Golden pearls are a rare, deep gold colored gem resulting from irritation of a foreign substance inside a living oyster. They are often referred to as a 24k golden pearl and grow in the South Sea of Indonesia.
Because Golden Pearls are so rare, they provide an excellent metaphor for transcendence, and relates to the experiences and lessons shared in the book written by our recent guests Dr. Allen Lycka and Harriet Tinka.
It was delightful to hear their individual stories, and I was inspired with a desire to possess the 13 pearls they teach of.
In 2003, Dr. Allen Lycka heard a neurologist say: “You have Amyotrophic Lateral Sclerosis, ALS (Lou Gehrig’s disease), and you have six months to live. Get your affairs in order.”
One late evening, Harriet Tinka walked into the elevator in her college dorm building when someone grabbed her neck from behind.
“You thought you could escape me?”
Harriet recognized the voice. It was the stalker who had managed to walk into the secured building, despite the restraining order she had filed against him.
Harriet was kidnapped, stabbed, and left for dead.
First, I reacted with anger. How could this be? I was only 52 years old. I was at the peak of my career, my life. How could this be? I was too young to die. It was so unfair.
I plunged harder into my work. If I were going to die, I’d have something to show for it at the end. I then became depressed. I couldn’t sleep. I couldn’t eat. My work began to suffer.

Dataset entries:
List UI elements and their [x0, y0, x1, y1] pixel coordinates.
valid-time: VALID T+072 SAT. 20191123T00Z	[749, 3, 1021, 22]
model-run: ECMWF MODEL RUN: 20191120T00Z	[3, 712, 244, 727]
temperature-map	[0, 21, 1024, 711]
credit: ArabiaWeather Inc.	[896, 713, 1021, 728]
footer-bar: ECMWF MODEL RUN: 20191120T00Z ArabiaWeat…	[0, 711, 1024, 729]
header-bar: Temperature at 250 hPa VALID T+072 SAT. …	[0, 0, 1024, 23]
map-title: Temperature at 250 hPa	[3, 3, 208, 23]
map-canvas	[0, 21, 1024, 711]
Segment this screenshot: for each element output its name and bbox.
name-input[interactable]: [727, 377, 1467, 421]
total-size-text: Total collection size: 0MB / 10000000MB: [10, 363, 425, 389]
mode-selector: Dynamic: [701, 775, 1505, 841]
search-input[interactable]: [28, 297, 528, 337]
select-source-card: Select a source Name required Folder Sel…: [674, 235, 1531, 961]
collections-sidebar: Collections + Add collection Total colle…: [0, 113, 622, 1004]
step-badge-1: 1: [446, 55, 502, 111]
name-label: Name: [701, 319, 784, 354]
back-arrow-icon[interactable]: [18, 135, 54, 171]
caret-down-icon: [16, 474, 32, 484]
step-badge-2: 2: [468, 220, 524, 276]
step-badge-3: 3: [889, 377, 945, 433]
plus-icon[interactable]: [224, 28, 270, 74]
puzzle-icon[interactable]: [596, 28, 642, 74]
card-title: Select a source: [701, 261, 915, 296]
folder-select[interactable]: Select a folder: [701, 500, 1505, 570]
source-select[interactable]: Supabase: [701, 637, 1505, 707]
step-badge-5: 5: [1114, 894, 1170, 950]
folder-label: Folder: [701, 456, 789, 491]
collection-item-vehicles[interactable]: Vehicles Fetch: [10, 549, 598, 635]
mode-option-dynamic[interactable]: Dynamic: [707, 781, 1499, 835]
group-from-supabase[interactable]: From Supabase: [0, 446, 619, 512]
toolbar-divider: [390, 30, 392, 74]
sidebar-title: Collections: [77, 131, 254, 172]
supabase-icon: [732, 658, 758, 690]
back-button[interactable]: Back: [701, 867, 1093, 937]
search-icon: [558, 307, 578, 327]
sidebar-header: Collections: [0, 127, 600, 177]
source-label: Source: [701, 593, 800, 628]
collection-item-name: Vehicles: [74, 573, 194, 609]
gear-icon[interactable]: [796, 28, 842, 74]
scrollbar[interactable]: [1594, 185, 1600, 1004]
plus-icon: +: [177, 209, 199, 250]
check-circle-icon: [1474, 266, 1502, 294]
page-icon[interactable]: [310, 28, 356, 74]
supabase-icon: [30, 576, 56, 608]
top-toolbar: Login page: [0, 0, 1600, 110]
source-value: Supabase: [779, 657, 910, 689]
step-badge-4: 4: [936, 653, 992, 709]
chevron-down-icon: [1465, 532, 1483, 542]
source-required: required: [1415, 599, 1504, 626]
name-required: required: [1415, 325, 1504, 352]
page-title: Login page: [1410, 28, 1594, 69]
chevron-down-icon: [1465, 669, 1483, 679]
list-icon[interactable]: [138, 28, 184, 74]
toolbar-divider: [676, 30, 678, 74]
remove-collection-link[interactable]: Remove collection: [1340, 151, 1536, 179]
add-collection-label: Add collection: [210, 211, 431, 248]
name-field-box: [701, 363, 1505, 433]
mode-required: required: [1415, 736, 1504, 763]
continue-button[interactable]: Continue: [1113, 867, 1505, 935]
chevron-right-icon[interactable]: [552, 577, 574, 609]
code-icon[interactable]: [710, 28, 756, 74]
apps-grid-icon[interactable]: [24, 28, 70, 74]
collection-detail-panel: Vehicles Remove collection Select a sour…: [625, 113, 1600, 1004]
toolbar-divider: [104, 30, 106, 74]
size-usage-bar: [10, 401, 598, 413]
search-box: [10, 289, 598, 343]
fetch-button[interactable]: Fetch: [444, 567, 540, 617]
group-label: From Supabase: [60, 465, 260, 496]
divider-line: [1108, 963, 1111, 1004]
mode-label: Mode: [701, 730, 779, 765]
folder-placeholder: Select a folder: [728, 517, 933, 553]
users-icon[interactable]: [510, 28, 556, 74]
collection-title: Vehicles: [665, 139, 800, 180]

**What the exercise asks:** Carry the text about golden pearls forward from its last sentence. The rows have no connection to the text about golden pearls.

**Response to the exercise:**
For the first time, I thought of suicide. I bargained with God. “I will do anything if you don’t let me die”. I became angry. I was in denial.
It is true that when your life is near the end, you begin to see things more clearly. You begin to see patterns, things you could never see otherwise. You reach out. So, I began a journey– a journey to find my true diagnosis. I wasn’t going down without a fight. And I did not accept I had ALS and was going to die.
The courts gave my abuser only three months in jail. I was outraged with the judge’s decision to give him such a lenient sentence for attempted murder.
I fell into a deep depression. I would cry silently, with no one to help. I was an embarrassment and failure to everyone in my life.
Determined to end my life, I bought a bottle of sleeping pills, took them, and went to sleep. I woke up disoriented. Trying to end my life was another failure.
Then I met Amber in the hospital. A drunk driver ran a red light and struck their vehicle with such force that it instantly killed both her parents.
Amber would be confined to a wheelchair for the rest of her life. She was motherless, fatherless, and homeless. Yet, she was full of joy and happiness. I asked her why she exuded joy after enduring such a tragedy.
She looked at me with a sincere smile and whispered, ‘I am lucky to be alive. Now here’s a challenge for you – you are alive too. Why don’t you use your experience to make a difference in your world?’
You’ll have to read their book to learn how Dr. Lycka and Harriet Tinka regained their love for life. However, I will share a few of their GOLDEN PEARLS.
“Hopes are more powerful than despair. Joy always triumphs over sorrow.”Dr. Allen Lycka
“Be “the inspiration” for someone else.”Harriet Tinka
#5: Intention (Purpose)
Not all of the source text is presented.